EXERCISE BRIEF.
Look for the string "motor" in every line, and copy each line that has it.

++++

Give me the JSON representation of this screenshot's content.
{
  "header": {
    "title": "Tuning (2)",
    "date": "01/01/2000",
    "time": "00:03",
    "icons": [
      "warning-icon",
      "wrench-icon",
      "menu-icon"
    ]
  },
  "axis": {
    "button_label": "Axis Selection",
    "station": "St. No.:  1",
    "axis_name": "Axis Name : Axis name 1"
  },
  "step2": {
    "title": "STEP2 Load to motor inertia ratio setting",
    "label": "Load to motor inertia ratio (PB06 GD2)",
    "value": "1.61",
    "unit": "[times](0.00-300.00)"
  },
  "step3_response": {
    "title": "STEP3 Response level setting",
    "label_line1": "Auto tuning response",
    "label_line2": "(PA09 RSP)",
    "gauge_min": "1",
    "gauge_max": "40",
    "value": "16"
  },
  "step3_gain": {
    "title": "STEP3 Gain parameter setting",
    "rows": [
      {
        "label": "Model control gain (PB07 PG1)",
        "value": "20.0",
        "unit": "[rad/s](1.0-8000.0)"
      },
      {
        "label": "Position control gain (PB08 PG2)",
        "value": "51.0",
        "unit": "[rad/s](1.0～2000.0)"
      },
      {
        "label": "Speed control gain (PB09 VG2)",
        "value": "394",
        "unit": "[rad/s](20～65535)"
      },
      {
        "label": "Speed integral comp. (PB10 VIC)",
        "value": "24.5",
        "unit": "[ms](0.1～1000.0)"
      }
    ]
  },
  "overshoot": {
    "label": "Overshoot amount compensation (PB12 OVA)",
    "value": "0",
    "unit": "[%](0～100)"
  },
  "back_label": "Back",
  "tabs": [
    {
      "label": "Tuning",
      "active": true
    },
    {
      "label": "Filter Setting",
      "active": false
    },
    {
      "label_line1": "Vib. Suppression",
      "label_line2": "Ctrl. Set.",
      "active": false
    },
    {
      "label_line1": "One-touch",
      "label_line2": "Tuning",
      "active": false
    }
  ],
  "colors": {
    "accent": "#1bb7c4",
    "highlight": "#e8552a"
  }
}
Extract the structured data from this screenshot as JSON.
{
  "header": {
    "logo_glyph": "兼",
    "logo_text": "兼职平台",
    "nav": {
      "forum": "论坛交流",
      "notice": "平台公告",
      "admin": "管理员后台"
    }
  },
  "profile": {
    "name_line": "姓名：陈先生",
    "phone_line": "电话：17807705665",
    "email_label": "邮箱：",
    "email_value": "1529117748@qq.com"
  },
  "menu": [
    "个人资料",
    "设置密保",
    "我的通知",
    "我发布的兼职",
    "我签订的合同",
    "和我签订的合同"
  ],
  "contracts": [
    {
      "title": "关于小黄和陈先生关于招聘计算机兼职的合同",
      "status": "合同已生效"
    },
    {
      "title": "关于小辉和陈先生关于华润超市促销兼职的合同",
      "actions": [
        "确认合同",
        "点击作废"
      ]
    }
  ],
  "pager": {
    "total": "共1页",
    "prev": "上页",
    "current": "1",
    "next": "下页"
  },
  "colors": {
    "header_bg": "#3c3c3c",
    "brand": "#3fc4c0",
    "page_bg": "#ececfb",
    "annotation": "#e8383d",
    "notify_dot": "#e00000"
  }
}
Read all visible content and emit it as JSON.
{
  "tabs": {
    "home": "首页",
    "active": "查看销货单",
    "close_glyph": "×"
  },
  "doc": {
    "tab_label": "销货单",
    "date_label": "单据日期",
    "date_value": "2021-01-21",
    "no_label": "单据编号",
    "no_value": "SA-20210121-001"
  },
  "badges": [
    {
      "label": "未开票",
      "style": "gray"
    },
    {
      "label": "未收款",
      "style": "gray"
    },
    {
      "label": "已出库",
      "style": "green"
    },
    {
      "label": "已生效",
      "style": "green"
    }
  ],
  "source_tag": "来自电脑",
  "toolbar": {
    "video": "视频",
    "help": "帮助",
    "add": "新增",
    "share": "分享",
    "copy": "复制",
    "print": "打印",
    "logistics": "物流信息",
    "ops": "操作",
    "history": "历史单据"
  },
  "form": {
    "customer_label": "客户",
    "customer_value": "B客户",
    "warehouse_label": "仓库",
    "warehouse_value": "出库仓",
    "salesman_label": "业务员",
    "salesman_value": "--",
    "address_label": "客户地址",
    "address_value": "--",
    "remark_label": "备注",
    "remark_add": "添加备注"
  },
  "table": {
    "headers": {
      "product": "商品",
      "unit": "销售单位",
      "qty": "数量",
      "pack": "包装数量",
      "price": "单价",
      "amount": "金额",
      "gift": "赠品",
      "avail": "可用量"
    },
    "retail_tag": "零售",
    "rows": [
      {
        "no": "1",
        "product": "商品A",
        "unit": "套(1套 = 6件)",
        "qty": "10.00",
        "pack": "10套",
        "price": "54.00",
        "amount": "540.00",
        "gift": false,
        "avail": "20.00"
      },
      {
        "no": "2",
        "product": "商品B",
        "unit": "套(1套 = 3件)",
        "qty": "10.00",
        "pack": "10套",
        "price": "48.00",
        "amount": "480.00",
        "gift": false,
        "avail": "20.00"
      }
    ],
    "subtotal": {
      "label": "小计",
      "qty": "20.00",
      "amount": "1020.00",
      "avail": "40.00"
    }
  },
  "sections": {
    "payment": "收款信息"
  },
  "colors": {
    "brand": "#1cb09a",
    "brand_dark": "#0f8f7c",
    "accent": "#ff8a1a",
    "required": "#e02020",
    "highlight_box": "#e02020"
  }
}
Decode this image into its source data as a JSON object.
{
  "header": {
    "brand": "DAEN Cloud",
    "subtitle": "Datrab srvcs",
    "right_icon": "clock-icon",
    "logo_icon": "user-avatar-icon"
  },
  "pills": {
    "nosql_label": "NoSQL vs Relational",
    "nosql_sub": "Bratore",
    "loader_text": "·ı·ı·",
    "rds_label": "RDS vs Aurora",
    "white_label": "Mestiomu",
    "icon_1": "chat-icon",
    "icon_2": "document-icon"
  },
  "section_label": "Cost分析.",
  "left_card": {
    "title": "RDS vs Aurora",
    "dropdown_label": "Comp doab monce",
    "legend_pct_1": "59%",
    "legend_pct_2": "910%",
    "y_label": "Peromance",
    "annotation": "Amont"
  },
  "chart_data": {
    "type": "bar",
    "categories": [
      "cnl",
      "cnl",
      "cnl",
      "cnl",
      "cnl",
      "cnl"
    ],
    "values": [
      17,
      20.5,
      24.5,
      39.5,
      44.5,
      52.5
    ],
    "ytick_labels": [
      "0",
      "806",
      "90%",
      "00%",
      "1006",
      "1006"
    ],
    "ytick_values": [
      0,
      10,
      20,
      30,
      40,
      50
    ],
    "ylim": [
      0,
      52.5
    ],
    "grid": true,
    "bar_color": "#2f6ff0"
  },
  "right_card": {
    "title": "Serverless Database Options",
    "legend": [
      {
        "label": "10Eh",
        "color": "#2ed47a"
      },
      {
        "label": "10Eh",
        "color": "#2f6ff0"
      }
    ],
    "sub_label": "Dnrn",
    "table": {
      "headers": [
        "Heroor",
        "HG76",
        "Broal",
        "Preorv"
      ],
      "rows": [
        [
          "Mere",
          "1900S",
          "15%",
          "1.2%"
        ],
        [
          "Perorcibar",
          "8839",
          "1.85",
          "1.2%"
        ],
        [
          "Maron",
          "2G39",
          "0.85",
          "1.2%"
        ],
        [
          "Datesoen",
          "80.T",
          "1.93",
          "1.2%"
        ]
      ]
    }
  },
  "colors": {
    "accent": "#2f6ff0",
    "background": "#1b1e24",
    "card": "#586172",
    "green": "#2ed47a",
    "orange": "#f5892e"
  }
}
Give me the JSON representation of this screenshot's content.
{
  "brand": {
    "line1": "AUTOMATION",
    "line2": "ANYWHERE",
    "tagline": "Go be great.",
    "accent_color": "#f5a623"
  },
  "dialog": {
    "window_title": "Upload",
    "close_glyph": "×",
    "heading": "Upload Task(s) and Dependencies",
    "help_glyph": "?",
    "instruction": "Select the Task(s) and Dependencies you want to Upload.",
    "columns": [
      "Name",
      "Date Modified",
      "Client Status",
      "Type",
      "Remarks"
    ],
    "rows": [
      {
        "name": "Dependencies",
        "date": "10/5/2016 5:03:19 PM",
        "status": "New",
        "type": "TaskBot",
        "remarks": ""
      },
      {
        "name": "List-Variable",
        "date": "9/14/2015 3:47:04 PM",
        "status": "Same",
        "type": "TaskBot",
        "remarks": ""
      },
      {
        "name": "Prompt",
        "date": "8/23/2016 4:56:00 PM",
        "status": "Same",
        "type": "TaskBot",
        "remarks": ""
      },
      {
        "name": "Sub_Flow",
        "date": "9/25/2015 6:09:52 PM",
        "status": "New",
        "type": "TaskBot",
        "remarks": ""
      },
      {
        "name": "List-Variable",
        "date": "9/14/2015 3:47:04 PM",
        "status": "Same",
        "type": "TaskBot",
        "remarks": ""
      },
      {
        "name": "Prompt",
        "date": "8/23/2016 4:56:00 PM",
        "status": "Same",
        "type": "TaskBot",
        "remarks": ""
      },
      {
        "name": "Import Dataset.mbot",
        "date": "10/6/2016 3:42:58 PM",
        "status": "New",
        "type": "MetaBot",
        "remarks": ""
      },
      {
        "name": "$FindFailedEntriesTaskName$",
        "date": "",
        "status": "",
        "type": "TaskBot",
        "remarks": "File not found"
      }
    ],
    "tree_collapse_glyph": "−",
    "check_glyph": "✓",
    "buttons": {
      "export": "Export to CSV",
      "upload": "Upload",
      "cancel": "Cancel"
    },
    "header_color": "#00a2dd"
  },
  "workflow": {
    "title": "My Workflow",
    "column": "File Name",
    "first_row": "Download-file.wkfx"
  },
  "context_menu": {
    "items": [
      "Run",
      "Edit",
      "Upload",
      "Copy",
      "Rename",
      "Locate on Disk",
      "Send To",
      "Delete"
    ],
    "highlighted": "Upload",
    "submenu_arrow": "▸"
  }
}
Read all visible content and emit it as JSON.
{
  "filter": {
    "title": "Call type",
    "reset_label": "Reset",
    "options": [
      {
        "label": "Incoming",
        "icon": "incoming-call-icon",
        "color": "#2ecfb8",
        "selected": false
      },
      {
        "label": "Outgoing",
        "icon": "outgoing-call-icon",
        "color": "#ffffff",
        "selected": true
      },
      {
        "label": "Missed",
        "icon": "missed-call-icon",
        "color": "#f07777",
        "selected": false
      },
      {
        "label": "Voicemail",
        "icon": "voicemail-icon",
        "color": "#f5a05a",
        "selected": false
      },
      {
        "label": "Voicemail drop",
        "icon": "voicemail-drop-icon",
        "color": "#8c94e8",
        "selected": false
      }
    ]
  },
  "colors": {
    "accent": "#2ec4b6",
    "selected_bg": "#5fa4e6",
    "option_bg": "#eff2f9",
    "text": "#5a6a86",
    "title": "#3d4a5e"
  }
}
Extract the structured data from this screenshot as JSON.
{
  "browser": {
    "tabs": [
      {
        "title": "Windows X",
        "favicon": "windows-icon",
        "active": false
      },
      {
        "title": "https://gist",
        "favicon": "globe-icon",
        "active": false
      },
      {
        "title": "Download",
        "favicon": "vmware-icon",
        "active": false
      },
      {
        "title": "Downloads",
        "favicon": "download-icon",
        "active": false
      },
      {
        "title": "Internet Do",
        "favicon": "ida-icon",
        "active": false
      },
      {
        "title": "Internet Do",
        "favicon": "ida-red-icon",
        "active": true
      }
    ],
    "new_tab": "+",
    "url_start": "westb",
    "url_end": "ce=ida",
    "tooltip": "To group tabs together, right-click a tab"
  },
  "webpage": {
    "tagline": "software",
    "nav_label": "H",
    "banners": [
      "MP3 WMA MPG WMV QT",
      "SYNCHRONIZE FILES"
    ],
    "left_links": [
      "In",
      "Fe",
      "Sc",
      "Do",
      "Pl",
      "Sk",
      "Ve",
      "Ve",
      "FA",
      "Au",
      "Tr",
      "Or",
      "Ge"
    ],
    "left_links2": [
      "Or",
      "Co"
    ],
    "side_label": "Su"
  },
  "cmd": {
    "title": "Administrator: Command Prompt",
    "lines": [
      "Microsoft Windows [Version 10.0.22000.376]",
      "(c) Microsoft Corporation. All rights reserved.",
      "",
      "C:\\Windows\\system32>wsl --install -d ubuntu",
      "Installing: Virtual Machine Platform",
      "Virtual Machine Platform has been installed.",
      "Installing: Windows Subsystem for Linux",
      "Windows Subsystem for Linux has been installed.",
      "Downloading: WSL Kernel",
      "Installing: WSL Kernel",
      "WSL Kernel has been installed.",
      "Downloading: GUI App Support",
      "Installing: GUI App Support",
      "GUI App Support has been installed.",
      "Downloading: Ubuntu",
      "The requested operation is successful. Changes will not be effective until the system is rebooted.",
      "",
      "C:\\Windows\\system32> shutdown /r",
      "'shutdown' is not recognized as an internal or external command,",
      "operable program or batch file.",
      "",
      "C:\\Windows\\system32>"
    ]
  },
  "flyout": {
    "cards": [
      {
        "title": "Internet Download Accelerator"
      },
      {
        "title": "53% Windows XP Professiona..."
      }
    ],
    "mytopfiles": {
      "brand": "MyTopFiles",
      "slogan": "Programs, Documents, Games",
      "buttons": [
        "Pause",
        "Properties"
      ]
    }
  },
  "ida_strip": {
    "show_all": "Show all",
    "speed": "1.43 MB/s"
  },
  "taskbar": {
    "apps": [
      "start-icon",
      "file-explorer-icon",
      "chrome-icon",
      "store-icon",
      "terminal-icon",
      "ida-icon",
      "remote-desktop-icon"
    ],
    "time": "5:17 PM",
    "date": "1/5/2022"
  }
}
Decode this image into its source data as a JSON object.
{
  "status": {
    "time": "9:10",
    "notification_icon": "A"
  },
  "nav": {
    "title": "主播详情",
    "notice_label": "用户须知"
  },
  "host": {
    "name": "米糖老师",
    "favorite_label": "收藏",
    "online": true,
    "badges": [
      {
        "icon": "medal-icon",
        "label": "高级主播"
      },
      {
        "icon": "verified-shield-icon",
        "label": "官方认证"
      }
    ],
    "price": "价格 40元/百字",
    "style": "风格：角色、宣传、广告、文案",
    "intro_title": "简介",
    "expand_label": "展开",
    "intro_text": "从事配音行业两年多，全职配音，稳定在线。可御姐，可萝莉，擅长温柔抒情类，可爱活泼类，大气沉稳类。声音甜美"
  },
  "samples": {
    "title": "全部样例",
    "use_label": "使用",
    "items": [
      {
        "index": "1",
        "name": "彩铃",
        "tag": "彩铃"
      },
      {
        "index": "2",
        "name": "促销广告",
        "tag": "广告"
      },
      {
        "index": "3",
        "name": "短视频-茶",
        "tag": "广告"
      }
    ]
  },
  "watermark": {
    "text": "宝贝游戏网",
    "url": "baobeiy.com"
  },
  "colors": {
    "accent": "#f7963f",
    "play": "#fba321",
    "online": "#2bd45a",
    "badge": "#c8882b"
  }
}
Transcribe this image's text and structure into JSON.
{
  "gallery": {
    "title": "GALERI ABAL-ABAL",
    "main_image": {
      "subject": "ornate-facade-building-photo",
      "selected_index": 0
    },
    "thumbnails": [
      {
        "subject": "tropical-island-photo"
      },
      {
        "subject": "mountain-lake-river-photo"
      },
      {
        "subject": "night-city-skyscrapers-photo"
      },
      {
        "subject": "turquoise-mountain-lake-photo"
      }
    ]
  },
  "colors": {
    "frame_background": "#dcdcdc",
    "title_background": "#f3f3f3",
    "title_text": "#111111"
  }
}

++++

SOLUTION.
    "title": "STEP2 Load to motor inertia ratio setting",
    "label": "Load to motor inertia ratio (PB06 GD2)",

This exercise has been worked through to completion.